What you will do — List every line in the items below that contains the string "Solutions", copying each line in full. Matching is case-sensitive.
---
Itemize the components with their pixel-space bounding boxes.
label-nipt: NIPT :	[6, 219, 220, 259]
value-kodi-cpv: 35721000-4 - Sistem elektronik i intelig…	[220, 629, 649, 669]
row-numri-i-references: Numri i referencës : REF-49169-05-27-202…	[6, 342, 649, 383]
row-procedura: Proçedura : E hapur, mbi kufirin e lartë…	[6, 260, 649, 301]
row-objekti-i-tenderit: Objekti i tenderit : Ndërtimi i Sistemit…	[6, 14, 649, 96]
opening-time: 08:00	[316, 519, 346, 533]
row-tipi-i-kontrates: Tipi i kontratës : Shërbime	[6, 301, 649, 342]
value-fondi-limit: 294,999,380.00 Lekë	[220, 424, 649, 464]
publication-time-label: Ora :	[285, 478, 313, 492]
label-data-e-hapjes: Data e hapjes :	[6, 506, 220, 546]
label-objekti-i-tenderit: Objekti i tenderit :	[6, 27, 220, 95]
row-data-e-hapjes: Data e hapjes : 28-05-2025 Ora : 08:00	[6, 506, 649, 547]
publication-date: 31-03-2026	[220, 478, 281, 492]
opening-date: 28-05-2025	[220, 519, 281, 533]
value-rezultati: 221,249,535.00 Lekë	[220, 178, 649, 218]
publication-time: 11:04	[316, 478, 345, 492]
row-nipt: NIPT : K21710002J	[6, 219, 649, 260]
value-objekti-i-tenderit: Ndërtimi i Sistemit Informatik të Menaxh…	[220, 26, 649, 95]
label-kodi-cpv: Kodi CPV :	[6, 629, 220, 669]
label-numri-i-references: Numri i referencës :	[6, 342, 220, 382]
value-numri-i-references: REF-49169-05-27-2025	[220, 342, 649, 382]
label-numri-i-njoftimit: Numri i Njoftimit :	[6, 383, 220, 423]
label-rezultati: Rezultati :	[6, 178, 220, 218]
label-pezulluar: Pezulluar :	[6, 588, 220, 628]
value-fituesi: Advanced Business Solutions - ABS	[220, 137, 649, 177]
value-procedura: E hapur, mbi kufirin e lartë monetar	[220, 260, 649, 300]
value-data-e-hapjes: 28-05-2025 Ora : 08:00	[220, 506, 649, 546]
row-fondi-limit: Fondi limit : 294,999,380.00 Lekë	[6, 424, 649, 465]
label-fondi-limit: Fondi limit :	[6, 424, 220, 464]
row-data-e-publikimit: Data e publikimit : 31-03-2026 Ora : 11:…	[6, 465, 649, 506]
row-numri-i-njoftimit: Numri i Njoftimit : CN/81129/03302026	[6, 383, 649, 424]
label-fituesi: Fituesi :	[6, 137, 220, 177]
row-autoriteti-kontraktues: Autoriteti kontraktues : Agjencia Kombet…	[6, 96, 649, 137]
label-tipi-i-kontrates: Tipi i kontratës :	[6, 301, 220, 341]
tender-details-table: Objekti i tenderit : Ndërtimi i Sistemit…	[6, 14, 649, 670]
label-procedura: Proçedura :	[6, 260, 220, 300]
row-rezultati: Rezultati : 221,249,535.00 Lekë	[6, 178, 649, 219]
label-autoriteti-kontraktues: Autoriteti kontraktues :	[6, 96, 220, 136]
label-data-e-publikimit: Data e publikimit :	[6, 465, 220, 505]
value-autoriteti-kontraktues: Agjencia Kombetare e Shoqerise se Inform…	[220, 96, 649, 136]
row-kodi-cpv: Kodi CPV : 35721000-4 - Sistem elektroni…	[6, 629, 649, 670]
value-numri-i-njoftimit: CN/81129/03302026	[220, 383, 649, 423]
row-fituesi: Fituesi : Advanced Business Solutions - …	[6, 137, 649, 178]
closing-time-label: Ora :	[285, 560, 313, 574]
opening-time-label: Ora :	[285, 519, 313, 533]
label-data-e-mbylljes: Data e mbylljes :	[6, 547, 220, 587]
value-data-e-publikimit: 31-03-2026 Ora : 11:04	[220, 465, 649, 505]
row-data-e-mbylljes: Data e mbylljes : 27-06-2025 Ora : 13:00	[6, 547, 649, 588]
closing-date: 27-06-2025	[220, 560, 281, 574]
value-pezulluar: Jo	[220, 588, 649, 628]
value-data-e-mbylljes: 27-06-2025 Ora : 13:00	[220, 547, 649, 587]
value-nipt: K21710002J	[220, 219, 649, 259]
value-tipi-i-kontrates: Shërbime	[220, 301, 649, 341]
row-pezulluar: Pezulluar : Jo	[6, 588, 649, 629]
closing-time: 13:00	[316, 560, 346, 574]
---
Reply —
value-fituesi: Advanced Business Solutions - ABS	[220, 137, 649, 177]
row-fituesi: Fituesi : Advanced Business Solutions - …	[6, 137, 649, 178]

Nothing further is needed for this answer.